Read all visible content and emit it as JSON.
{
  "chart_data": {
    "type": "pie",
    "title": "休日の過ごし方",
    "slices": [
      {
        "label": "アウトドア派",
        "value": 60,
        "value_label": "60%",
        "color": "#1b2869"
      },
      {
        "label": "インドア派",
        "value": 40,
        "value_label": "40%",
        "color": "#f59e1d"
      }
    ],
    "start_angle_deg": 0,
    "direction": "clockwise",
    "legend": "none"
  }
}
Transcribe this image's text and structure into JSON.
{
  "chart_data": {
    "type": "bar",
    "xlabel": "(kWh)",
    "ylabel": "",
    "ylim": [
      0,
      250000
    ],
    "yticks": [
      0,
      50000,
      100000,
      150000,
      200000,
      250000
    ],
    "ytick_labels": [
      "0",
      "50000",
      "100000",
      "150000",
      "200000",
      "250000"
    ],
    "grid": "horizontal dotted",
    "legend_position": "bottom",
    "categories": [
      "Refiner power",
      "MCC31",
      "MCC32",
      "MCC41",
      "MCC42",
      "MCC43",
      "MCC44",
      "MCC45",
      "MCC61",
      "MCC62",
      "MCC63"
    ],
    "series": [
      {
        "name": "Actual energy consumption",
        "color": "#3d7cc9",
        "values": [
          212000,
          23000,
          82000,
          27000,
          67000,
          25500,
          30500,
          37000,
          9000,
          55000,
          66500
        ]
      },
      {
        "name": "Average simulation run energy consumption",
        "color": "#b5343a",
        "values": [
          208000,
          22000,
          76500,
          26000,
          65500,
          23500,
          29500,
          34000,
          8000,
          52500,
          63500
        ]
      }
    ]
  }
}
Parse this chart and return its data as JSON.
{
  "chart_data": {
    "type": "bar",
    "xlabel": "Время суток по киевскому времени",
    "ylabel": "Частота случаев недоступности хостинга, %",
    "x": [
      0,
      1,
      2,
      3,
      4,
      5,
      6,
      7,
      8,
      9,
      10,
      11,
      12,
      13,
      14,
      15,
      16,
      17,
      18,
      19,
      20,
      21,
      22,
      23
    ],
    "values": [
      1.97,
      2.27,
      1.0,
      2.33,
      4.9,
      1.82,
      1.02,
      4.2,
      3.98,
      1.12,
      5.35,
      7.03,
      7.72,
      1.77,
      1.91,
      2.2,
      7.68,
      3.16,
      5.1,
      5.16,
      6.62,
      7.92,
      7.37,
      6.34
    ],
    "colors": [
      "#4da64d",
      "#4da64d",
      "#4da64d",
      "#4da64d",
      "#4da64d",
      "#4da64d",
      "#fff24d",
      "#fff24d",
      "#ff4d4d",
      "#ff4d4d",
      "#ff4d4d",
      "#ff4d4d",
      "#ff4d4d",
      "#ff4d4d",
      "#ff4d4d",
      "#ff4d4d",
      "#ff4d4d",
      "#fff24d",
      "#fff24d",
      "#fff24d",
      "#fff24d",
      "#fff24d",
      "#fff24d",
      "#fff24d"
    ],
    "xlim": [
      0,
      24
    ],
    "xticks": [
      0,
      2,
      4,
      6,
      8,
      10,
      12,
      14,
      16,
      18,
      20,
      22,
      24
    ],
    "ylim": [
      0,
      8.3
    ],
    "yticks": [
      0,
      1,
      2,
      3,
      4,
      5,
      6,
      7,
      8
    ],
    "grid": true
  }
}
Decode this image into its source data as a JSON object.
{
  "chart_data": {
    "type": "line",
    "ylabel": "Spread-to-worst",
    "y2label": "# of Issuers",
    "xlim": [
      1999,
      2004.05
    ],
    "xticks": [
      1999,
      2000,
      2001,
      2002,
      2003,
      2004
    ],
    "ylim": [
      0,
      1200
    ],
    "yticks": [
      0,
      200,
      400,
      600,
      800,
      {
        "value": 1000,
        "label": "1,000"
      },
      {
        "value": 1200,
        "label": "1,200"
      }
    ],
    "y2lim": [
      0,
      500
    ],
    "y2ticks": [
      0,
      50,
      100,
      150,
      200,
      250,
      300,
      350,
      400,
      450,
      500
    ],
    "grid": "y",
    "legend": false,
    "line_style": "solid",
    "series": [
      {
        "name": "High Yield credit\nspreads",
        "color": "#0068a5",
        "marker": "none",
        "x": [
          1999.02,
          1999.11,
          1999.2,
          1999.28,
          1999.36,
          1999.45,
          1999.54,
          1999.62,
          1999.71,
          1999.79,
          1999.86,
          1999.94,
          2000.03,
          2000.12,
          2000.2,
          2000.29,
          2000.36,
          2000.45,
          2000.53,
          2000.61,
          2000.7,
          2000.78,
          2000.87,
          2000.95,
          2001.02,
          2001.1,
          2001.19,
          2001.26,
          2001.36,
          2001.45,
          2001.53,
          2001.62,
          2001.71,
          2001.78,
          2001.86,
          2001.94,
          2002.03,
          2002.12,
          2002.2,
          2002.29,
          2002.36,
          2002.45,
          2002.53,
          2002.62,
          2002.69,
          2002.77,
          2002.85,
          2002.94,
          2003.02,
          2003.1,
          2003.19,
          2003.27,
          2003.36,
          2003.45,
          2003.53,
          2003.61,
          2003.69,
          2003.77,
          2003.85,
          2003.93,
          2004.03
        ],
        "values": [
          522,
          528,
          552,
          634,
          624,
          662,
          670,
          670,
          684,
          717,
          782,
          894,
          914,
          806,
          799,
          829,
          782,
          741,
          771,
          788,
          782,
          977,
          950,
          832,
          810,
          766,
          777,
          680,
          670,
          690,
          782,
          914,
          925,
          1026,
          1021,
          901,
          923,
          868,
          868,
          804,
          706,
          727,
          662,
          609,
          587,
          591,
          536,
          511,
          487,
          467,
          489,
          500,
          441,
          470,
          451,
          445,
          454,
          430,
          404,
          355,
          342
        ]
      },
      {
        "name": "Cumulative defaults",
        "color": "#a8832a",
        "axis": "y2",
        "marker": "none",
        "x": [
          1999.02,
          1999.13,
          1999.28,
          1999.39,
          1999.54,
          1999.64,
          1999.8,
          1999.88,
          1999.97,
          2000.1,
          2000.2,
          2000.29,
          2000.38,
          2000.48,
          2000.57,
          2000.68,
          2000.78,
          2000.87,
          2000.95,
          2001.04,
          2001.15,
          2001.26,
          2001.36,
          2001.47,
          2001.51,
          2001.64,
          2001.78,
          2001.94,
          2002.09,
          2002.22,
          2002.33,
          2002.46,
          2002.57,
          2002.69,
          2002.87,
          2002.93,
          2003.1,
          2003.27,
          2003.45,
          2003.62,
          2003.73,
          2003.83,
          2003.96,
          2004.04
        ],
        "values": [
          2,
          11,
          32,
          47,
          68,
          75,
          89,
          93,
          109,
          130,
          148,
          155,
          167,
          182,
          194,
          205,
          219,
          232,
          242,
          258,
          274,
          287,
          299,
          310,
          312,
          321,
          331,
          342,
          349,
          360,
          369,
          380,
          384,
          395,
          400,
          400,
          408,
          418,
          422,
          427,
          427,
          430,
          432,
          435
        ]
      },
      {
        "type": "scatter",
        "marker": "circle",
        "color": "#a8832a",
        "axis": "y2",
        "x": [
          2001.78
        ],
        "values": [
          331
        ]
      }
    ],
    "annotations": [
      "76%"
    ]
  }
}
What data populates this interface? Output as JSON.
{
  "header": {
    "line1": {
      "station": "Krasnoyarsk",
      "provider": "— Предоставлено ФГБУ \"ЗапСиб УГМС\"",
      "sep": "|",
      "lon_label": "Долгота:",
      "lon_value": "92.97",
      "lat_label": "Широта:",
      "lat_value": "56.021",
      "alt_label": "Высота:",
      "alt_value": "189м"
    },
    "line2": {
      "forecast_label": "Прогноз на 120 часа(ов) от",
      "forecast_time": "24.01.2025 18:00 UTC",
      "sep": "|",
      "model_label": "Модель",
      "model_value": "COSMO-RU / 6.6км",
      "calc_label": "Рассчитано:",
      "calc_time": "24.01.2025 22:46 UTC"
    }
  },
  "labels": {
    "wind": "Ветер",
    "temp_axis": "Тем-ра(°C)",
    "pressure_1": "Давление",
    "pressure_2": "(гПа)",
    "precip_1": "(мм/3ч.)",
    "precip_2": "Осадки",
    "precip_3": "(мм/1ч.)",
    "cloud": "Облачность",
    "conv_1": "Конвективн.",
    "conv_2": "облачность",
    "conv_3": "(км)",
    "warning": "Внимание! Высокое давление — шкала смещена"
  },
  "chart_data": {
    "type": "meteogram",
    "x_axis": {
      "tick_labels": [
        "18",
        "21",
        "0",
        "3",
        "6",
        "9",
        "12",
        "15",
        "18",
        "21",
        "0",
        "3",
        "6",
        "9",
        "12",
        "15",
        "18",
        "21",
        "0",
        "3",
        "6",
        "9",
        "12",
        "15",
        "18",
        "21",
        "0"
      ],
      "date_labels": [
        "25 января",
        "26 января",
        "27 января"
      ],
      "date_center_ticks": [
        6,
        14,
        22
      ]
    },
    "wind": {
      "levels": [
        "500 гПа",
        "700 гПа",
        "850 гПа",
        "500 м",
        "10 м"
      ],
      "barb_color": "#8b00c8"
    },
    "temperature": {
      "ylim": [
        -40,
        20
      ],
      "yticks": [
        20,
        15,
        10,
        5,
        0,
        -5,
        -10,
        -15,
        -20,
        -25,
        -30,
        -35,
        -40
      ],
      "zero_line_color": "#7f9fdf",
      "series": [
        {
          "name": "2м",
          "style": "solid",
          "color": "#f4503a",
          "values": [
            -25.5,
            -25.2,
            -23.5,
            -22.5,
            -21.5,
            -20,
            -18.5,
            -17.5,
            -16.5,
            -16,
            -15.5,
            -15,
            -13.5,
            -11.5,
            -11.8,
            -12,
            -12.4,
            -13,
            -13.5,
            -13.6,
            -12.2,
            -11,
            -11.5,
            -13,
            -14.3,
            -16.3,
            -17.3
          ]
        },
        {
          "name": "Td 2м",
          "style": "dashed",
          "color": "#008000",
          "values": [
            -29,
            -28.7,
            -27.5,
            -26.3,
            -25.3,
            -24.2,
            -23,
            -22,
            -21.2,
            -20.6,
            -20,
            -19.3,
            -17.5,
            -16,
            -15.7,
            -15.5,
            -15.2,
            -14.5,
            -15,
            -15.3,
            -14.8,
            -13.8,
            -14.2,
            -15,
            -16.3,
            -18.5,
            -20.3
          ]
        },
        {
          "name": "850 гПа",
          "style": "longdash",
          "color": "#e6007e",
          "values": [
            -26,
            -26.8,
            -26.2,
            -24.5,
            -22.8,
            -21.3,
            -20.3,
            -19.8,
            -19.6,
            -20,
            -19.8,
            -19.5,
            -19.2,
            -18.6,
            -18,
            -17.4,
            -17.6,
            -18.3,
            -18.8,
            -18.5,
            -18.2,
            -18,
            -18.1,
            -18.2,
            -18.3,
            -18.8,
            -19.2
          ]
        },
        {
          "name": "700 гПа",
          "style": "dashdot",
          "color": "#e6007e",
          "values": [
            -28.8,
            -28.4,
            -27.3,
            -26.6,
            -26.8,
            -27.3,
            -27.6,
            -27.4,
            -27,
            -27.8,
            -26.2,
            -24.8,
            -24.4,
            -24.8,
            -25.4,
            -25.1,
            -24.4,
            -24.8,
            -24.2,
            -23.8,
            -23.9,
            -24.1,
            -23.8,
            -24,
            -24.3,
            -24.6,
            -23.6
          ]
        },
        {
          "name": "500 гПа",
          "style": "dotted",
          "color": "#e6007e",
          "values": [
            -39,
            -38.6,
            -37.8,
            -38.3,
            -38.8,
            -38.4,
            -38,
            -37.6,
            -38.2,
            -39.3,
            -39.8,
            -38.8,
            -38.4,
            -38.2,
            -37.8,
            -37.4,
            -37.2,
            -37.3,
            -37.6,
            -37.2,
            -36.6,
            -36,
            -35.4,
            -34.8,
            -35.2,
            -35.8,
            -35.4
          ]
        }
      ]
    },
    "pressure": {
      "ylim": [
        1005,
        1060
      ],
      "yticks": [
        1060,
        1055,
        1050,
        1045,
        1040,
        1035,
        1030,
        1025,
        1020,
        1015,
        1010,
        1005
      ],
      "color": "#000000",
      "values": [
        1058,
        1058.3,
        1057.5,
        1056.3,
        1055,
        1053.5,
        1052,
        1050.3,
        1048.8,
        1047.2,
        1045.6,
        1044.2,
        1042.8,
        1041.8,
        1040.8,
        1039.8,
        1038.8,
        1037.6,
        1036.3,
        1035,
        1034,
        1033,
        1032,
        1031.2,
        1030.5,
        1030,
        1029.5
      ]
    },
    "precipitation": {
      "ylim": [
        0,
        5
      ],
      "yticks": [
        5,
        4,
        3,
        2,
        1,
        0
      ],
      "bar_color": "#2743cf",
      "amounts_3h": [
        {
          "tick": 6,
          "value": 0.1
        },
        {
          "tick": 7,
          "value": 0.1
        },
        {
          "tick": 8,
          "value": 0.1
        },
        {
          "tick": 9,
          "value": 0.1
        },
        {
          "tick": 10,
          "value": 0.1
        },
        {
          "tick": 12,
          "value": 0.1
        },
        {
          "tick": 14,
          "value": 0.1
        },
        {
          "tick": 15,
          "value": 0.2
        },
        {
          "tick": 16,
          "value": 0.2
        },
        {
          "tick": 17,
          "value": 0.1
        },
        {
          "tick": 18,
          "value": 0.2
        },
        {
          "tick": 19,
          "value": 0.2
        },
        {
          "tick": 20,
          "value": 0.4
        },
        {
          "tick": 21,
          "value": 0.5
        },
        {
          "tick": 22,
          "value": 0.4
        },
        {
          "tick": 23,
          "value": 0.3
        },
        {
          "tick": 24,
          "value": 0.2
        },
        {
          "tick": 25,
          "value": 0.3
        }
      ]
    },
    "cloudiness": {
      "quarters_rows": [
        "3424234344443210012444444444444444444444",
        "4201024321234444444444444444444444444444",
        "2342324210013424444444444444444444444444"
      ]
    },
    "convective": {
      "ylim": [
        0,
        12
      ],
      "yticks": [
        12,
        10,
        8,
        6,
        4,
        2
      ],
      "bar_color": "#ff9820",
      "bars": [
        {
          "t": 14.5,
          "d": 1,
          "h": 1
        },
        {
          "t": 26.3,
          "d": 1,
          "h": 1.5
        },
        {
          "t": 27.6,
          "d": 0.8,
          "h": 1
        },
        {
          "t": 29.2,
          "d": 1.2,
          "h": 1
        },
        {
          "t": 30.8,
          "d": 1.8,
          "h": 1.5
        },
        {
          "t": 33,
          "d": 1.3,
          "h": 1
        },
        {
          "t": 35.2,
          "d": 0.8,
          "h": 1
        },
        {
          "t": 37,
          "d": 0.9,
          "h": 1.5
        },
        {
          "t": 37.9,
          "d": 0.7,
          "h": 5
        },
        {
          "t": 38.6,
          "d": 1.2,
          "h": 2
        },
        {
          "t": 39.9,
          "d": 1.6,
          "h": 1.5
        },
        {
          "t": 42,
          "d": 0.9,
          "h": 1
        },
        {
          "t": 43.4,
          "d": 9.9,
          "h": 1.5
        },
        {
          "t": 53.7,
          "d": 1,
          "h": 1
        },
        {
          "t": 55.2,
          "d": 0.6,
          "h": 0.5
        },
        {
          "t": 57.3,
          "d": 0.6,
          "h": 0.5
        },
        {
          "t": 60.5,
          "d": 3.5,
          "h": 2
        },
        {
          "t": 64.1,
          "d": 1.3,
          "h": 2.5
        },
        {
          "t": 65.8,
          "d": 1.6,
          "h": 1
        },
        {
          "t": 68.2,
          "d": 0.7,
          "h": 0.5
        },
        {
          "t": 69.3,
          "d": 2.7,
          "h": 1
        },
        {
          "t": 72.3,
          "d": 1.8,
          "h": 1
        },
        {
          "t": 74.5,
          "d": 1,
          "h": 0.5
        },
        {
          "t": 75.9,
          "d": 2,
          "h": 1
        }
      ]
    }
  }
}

Problem description: Select all lines with the word "name" from the entries above.

Answer to this problem:
        "name": "Actual energy consumption",
        "name": "Average simulation run energy consumption",
        "name": "High Yield credit\nspreads",
        "name": "Cumulative defaults",
          "name": "2м",
          "name": "Td 2м",
          "name": "850 гПа",
          "name": "700 гПа",
          "name": "500 гПа",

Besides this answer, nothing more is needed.